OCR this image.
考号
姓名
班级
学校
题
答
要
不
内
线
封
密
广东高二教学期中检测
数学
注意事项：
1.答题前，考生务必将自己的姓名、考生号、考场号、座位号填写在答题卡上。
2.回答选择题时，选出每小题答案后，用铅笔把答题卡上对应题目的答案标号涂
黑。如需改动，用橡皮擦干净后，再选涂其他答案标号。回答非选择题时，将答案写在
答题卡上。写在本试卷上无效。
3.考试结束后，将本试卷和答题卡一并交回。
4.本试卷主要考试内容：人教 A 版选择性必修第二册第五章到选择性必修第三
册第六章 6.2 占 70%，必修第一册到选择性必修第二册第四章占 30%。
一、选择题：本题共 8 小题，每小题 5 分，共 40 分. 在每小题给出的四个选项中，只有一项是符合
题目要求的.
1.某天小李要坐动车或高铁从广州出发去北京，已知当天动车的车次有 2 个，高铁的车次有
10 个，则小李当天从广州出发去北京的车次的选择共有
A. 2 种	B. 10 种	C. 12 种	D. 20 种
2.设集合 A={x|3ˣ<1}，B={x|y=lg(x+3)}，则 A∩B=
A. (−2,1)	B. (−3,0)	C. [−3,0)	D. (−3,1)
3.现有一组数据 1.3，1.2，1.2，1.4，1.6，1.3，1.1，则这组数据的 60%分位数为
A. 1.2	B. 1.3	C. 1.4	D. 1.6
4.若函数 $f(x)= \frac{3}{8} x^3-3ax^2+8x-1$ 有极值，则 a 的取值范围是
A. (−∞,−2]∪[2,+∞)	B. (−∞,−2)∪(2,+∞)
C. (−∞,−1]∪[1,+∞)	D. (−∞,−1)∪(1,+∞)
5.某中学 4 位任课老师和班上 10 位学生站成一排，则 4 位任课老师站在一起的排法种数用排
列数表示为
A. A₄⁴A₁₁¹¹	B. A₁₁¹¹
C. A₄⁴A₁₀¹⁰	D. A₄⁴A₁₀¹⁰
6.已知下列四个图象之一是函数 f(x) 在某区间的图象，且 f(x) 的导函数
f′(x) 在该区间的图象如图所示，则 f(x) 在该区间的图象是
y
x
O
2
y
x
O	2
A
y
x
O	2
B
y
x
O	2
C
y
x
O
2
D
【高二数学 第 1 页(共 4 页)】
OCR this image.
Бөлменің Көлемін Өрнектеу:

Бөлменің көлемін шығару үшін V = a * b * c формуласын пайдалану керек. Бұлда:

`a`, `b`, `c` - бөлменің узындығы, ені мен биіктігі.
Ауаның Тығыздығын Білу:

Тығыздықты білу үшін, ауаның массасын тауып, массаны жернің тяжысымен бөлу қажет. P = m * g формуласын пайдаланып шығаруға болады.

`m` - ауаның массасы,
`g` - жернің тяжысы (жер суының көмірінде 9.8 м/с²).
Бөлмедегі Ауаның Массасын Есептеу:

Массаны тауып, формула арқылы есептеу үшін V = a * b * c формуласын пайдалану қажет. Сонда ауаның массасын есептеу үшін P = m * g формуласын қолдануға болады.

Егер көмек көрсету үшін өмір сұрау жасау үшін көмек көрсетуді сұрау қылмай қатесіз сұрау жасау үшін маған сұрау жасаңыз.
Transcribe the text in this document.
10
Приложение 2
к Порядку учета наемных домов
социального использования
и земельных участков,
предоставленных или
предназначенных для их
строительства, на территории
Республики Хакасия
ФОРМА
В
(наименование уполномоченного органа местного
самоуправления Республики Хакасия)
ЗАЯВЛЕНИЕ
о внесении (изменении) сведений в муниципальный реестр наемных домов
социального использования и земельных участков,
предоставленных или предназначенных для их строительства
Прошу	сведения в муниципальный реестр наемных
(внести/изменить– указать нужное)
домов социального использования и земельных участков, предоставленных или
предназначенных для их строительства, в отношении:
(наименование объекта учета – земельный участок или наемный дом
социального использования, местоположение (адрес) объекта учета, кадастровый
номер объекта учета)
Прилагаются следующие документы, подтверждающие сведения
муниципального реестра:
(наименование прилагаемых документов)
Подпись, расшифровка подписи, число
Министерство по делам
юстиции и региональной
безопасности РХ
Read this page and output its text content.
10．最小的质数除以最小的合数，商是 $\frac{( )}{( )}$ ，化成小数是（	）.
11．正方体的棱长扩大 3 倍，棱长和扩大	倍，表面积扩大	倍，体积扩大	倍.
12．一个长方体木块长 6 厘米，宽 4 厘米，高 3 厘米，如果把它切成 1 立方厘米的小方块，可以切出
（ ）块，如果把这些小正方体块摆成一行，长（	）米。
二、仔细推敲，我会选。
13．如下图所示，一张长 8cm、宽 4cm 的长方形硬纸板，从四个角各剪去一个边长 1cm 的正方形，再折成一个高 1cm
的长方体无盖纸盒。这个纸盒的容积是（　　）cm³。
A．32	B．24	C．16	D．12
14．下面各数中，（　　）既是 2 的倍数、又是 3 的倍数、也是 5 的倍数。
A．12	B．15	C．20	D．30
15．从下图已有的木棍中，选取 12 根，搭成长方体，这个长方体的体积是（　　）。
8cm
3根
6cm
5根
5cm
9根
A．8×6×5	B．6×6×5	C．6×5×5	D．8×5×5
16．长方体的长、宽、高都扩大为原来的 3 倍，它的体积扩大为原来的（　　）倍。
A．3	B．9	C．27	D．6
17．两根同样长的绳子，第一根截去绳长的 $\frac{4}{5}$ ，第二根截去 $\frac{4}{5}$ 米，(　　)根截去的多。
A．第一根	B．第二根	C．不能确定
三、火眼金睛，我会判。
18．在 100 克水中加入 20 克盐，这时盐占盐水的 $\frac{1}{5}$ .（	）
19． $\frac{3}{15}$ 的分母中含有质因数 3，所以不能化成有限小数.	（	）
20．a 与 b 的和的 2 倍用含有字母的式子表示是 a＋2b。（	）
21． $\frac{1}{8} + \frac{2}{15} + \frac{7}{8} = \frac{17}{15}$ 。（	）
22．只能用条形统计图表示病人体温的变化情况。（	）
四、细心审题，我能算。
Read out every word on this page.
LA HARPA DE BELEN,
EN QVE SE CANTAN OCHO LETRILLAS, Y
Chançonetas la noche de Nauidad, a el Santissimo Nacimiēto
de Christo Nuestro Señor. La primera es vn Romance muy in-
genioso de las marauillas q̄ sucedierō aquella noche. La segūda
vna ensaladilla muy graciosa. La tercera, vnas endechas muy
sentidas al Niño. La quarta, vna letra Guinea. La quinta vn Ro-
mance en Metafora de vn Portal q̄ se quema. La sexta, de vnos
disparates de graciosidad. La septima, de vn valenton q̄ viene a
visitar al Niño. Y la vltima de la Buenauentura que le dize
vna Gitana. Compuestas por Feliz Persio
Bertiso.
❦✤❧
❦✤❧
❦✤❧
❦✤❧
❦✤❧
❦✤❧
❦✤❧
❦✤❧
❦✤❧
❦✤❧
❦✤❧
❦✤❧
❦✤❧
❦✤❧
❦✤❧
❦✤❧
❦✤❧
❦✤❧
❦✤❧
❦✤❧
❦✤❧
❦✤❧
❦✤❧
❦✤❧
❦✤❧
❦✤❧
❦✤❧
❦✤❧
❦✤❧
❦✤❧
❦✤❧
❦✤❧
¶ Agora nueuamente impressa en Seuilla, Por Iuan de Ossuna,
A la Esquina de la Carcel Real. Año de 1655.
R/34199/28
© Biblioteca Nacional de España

Goal
Report how many lines of the records above contain the word "noche", and give only that number.

Task solution
2